▶ [Stored data]:
.....

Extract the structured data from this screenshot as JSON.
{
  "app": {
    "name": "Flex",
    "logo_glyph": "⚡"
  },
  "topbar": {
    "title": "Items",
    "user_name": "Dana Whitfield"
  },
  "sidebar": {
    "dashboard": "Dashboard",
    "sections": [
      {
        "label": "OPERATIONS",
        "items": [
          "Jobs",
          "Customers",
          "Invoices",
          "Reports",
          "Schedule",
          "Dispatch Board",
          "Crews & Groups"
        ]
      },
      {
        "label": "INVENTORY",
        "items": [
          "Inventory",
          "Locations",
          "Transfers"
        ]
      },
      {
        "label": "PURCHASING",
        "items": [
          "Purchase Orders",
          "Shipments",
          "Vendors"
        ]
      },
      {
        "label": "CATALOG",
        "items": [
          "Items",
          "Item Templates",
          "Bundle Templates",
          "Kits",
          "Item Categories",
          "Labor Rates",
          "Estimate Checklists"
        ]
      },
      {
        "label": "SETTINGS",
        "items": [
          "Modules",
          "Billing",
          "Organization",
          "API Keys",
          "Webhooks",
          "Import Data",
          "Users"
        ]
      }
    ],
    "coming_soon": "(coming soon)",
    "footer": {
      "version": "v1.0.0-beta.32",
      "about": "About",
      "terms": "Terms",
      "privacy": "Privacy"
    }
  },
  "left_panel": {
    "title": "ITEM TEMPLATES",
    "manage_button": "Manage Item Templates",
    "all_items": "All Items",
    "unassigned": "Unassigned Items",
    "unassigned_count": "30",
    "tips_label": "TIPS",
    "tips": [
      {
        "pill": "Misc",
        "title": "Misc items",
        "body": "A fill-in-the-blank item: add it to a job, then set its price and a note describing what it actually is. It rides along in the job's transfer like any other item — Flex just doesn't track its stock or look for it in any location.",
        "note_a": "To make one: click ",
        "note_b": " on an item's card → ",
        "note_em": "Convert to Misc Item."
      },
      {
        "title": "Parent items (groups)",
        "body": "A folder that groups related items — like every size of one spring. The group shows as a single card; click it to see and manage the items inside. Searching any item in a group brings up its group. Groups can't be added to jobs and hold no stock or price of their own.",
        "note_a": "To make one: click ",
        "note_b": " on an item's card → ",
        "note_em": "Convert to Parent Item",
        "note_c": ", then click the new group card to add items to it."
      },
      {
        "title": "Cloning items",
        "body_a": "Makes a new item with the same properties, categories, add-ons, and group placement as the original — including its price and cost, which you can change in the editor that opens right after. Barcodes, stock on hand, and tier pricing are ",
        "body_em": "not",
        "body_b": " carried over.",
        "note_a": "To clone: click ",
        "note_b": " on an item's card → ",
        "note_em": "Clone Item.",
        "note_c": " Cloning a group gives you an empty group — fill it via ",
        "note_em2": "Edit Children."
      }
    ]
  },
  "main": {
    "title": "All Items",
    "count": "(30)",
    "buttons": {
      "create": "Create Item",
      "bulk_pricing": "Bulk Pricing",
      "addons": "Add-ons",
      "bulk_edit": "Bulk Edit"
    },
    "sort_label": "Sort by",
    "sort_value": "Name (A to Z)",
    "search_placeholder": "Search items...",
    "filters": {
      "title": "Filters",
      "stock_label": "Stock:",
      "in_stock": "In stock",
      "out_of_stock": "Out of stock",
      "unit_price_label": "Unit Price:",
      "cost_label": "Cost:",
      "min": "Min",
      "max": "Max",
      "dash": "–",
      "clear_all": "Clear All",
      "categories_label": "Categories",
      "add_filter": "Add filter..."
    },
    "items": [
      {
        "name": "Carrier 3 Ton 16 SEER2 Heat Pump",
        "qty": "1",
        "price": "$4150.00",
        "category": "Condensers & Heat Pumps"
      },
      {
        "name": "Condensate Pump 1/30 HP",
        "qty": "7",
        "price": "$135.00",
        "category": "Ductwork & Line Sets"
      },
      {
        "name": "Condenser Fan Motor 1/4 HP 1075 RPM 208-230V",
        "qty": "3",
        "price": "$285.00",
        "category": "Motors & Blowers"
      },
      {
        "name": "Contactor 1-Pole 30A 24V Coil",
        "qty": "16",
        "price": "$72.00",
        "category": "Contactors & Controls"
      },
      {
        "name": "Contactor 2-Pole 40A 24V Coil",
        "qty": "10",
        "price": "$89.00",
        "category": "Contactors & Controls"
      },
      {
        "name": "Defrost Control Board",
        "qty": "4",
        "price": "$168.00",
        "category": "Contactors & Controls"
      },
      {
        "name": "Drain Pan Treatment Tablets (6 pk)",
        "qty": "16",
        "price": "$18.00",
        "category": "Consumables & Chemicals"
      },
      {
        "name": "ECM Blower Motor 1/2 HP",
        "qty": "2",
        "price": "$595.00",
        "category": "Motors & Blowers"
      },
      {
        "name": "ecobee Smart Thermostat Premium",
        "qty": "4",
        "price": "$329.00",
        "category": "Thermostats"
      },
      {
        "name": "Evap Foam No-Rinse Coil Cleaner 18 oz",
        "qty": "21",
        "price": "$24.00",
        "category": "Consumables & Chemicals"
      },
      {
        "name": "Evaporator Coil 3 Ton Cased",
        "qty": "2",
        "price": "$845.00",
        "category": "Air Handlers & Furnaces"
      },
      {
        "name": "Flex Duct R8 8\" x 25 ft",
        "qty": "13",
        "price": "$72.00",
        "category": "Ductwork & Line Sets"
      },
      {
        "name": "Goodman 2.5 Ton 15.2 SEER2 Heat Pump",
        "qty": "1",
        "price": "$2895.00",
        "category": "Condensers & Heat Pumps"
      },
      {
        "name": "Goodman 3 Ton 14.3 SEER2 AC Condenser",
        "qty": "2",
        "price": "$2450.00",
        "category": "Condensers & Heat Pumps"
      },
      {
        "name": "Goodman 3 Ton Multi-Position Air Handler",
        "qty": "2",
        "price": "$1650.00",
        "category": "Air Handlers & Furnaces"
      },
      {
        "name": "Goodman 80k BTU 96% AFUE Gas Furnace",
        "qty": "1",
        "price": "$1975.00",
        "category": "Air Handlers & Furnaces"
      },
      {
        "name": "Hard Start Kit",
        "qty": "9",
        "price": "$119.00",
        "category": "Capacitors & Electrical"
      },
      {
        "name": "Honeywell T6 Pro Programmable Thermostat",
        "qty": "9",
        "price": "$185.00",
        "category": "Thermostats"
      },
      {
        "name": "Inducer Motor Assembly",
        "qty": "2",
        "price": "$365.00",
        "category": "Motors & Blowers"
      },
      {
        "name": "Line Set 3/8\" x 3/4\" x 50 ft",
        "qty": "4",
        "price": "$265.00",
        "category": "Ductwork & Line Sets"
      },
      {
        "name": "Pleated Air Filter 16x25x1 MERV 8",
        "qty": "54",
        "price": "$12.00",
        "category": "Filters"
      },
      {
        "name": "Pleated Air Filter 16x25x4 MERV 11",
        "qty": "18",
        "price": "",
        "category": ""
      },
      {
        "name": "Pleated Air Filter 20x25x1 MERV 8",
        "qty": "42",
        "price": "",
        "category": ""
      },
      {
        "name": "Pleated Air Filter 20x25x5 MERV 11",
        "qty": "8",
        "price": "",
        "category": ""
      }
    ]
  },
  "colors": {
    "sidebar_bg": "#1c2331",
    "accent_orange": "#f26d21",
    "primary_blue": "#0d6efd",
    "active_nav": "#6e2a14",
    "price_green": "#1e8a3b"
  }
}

.....

Every line above should be printed again exactly as it stands.

Extract the structured data from this screenshot as JSON.
{
  "app": {
    "name": "Flex",
    "logo_glyph": "⚡"
  },
  "topbar": {
    "title": "Items",
    "user_name": "Dana Whitfield"
  },
  "sidebar": {
    "dashboard": "Dashboard",
    "sections": [
      {
        "label": "OPERATIONS",
        "items": [
          "Jobs",
          "Customers",
          "Invoices",
          "Reports",
          "Schedule",
          "Dispatch Board",
          "Crews & Groups"
        ]
      },
      {
        "label": "INVENTORY",
        "items": [
          "Inventory",
          "Locations",
          "Transfers"
        ]
      },
      {
        "label": "PURCHASING",
        "items": [
          "Purchase Orders",
          "Shipments",
          "Vendors"
        ]
      },
      {
        "label": "CATALOG",
        "items": [
          "Items",
          "Item Templates",
          "Bundle Templates",
          "Kits",
          "Item Categories",
          "Labor Rates",
          "Estimate Checklists"
        ]
      },
      {
        "label": "SETTINGS",
        "items": [
          "Modules",
          "Billing",
          "Organization",
          "API Keys",
          "Webhooks",
          "Import Data",
          "Users"
        ]
      }
    ],
    "coming_soon": "(coming soon)",
    "footer": {
      "version": "v1.0.0-beta.32",
      "about": "About",
      "terms": "Terms",
      "privacy": "Privacy"
    }
  },
  "left_panel": {
    "title": "ITEM TEMPLATES",
    "manage_button": "Manage Item Templates",
    "all_items": "All Items",
    "unassigned": "Unassigned Items",
    "unassigned_count": "30",
    "tips_label": "TIPS",
    "tips": [
      {
        "pill": "Misc",
        "title": "Misc items",
        "body": "A fill-in-the-blank item: add it to a job, then set its price and a note describing what it actually is. It rides along in the job's transfer like any other item — Flex just doesn't track its stock or look for it in any location.",
        "note_a": "To make one: click ",
        "note_b": " on an item's card → ",
        "note_em": "Convert to Misc Item."
      },
      {
        "title": "Parent items (groups)",
        "body": "A folder that groups related items — like every size of one spring. The group shows as a single card; click it to see and manage the items inside. Searching any item in a group brings up its group. Groups can't be added to jobs and hold no stock or price of their own.",
        "note_a": "To make one: click ",
        "note_b": " on an item's card → ",
        "note_em": "Convert to Parent Item",
        "note_c": ", then click the new group card to add items to it."
      },
      {
        "title": "Cloning items",
        "body_a": "Makes a new item with the same properties, categories, add-ons, and group placement as the original — including its price and cost, which you can change in the editor that opens right after. Barcodes, stock on hand, and tier pricing are ",
        "body_em": "not",
        "body_b": " carried over.",
        "note_a": "To clone: click ",
        "note_b": " on an item's card → ",
        "note_em": "Clone Item.",
        "note_c": " Cloning a group gives you an empty group — fill it via ",
        "note_em2": "Edit Children."
      }
    ]
  },
  "main": {
    "title": "All Items",
    "count": "(30)",
    "buttons": {
      "create": "Create Item",
      "bulk_pricing": "Bulk Pricing",
      "addons": "Add-ons",
      "bulk_edit": "Bulk Edit"
    },
    "sort_label": "Sort by",
    "sort_value": "Name (A to Z)",
    "search_placeholder": "Search items...",
    "filters": {
      "title": "Filters",
      "stock_label": "Stock:",
      "in_stock": "In stock",
      "out_of_stock": "Out of stock",
      "unit_price_label": "Unit Price:",
      "cost_label": "Cost:",
      "min": "Min",
      "max": "Max",
      "dash": "–",
      "clear_all": "Clear All",
      "categories_label": "Categories",
      "add_filter": "Add filter..."
    },
    "items": [
      {
        "name": "Carrier 3 Ton 16 SEER2 Heat Pump",
        "qty": "1",
        "price": "$4150.00",
        "category": "Condensers & Heat Pumps"
      },
      {
        "name": "Condensate Pump 1/30 HP",
        "qty": "7",
        "price": "$135.00",
        "category": "Ductwork & Line Sets"
      },
      {
        "name": "Condenser Fan Motor 1/4 HP 1075 RPM 208-230V",
        "qty": "3",
        "price": "$285.00",
        "category": "Motors & Blowers"
      },
      {
        "name": "Contactor 1-Pole 30A 24V Coil",
        "qty": "16",
        "price": "$72.00",
        "category": "Contactors & Controls"
      },
      {
        "name": "Contactor 2-Pole 40A 24V Coil",
        "qty": "10",
        "price": "$89.00",
        "category": "Contactors & Controls"
      },
      {
        "name": "Defrost Control Board",
        "qty": "4",
        "price": "$168.00",
        "category": "Contactors & Controls"
      },
      {
        "name": "Drain Pan Treatment Tablets (6 pk)",
        "qty": "16",
        "price": "$18.00",
        "category": "Consumables & Chemicals"
      },
      {
        "name": "ECM Blower Motor 1/2 HP",
        "qty": "2",
        "price": "$595.00",
        "category": "Motors & Blowers"
      },
      {
        "name": "ecobee Smart Thermostat Premium",
        "qty": "4",
        "price": "$329.00",
        "category": "Thermostats"
      },
      {
        "name": "Evap Foam No-Rinse Coil Cleaner 18 oz",
        "qty": "21",
        "price": "$24.00",
        "category": "Consumables & Chemicals"
      },
      {
        "name": "Evaporator Coil 3 Ton Cased",
        "qty": "2",
        "price": "$845.00",
        "category": "Air Handlers & Furnaces"
      },
      {
        "name": "Flex Duct R8 8\" x 25 ft",
        "qty": "13",
        "price": "$72.00",
        "category": "Ductwork & Line Sets"
      },
      {
        "name": "Goodman 2.5 Ton 15.2 SEER2 Heat Pump",
        "qty": "1",
        "price": "$2895.00",
        "category": "Condensers & Heat Pumps"
      },
      {
        "name": "Goodman 3 Ton 14.3 SEER2 AC Condenser",
        "qty": "2",
        "price": "$2450.00",
        "category": "Condensers & Heat Pumps"
      },
      {
        "name": "Goodman 3 Ton Multi-Position Air Handler",
        "qty": "2",
        "price": "$1650.00",
        "category": "Air Handlers & Furnaces"
      },
      {
        "name": "Goodman 80k BTU 96% AFUE Gas Furnace",
        "qty": "1",
        "price": "$1975.00",
        "category": "Air Handlers & Furnaces"
      },
      {
        "name": "Hard Start Kit",
        "qty": "9",
        "price": "$119.00",
        "category": "Capacitors & Electrical"
      },
      {
        "name": "Honeywell T6 Pro Programmable Thermostat",
        "qty": "9",
        "price": "$185.00",
        "category": "Thermostats"
      },
      {
        "name": "Inducer Motor Assembly",
        "qty": "2",
        "price": "$365.00",
        "category": "Motors & Blowers"
      },
      {
        "name": "Line Set 3/8\" x 3/4\" x 50 ft",
        "qty": "4",
        "price": "$265.00",
        "category": "Ductwork & Line Sets"
      },
      {
        "name": "Pleated Air Filter 16x25x1 MERV 8",
        "qty": "54",
        "price": "$12.00",
        "category": "Filters"
      },
      {
        "name": "Pleated Air Filter 16x25x4 MERV 11",
        "qty": "18",
        "price": "",
        "category": ""
      },
      {
        "name": "Pleated Air Filter 20x25x1 MERV 8",
        "qty": "42",
        "price": "",
        "category": ""
      },
      {
        "name": "Pleated Air Filter 20x25x5 MERV 11",
        "qty": "8",
        "price": "",
        "category": ""
      }
    ]
  },
  "colors": {
    "sidebar_bg": "#1c2331",
    "accent_orange": "#f26d21",
    "primary_blue": "#0d6efd",
    "active_nav": "#6e2a14",
    "price_green": "#1e8a3b"
  }
}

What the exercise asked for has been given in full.